WORK INSTRUCTIONS: Below is a block of records; reproduce all of them exactly and leave out any pictures.

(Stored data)
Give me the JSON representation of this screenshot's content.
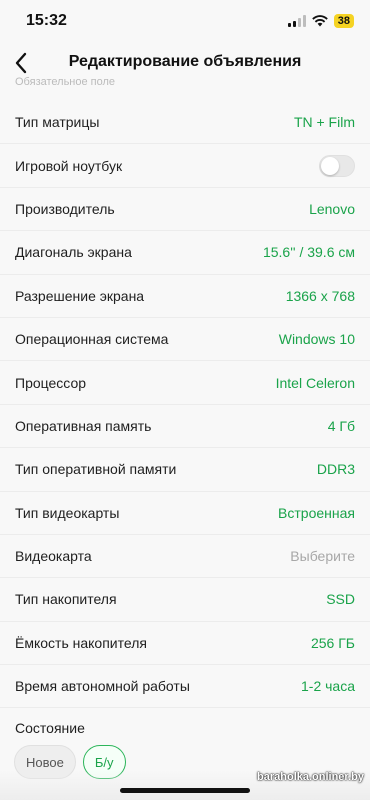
{
  "status_bar": {
    "time": "15:32",
    "battery": "38"
  },
  "header": {
    "title": "Редактирование объявления"
  },
  "hint": "Обязательное поле",
  "rows": [
    {
      "label": "Тип матрицы",
      "value": "TN + Film"
    },
    {
      "label": "Игровой ноутбук",
      "toggle": false
    },
    {
      "label": "Производитель",
      "value": "Lenovo"
    },
    {
      "label": "Диагональ экрана",
      "value": "15.6'' / 39.6 см"
    },
    {
      "label": "Разрешение экрана",
      "value": "1366 x 768"
    },
    {
      "label": "Операционная система",
      "value": "Windows 10"
    },
    {
      "label": "Процессор",
      "value": "Intel Celeron"
    },
    {
      "label": "Оперативная память",
      "value": "4 Гб"
    },
    {
      "label": "Тип оперативной памяти",
      "value": "DDR3"
    },
    {
      "label": "Тип видеокарты",
      "value": "Встроенная"
    },
    {
      "label": "Видеокарта",
      "value": "Выберите",
      "placeholder": true
    },
    {
      "label": "Тип накопителя",
      "value": "SSD"
    },
    {
      "label": "Ёмкость накопителя",
      "value": "256 ГБ"
    },
    {
      "label": "Время автономной работы",
      "value": "1-2 часа"
    }
  ],
  "condition": {
    "label": "Состояние",
    "options": [
      "Новое",
      "Б/у"
    ],
    "selected": "Б/у"
  },
  "watermark": "baraholka.onliner.by",
  "colors": {
    "accent": "#1aa34a",
    "placeholder": "#a8a8a8",
    "battery": "#f5d323"
  },
  "icons": [
    "signal-icon",
    "wifi-icon",
    "battery-icon",
    "back-chevron-icon"
  ]
}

WRITTEN SOLUTION:
Give me the JSON representation of this screenshot's content.
{
  "status_bar": {
    "time": "15:32",
    "battery": "38"
  },
  "header": {
    "title": "Редактирование объявления"
  },
  "hint": "Обязательное поле",
  "rows": [
    {
      "label": "Тип матрицы",
      "value": "TN + Film"
    },
    {
      "label": "Игровой ноутбук",
      "toggle": false
    },
    {
      "label": "Производитель",
      "value": "Lenovo"
    },
    {
      "label": "Диагональ экрана",
      "value": "15.6'' / 39.6 см"
    },
    {
      "label": "Разрешение экрана",
      "value": "1366 x 768"
    },
    {
      "label": "Операционная система",
      "value": "Windows 10"
    },
    {
      "label": "Процессор",
      "value": "Intel Celeron"
    },
    {
      "label": "Оперативная память",
      "value": "4 Гб"
    },
    {
      "label": "Тип оперативной памяти",
      "value": "DDR3"
    },
    {
      "label": "Тип видеокарты",
      "value": "Встроенная"
    },
    {
      "label": "Видеокарта",
      "value": "Выберите",
      "placeholder": true
    },
    {
      "label": "Тип накопителя",
      "value": "SSD"
    },
    {
      "label": "Ёмкость накопителя",
      "value": "256 ГБ"
    },
    {
      "label": "Время автономной работы",
      "value": "1-2 часа"
    }
  ],
  "condition": {
    "label": "Состояние",
    "options": [
      "Новое",
      "Б/у"
    ],
    "selected": "Б/у"
  },
  "watermark": "baraholka.onliner.by",
  "colors": {
    "accent": "#1aa34a",
    "placeholder": "#a8a8a8",
    "battery": "#f5d323"
  },
  "icons": [
    "signal-icon",
    "wifi-icon",
    "battery-icon",
    "back-chevron-icon"
  ]
}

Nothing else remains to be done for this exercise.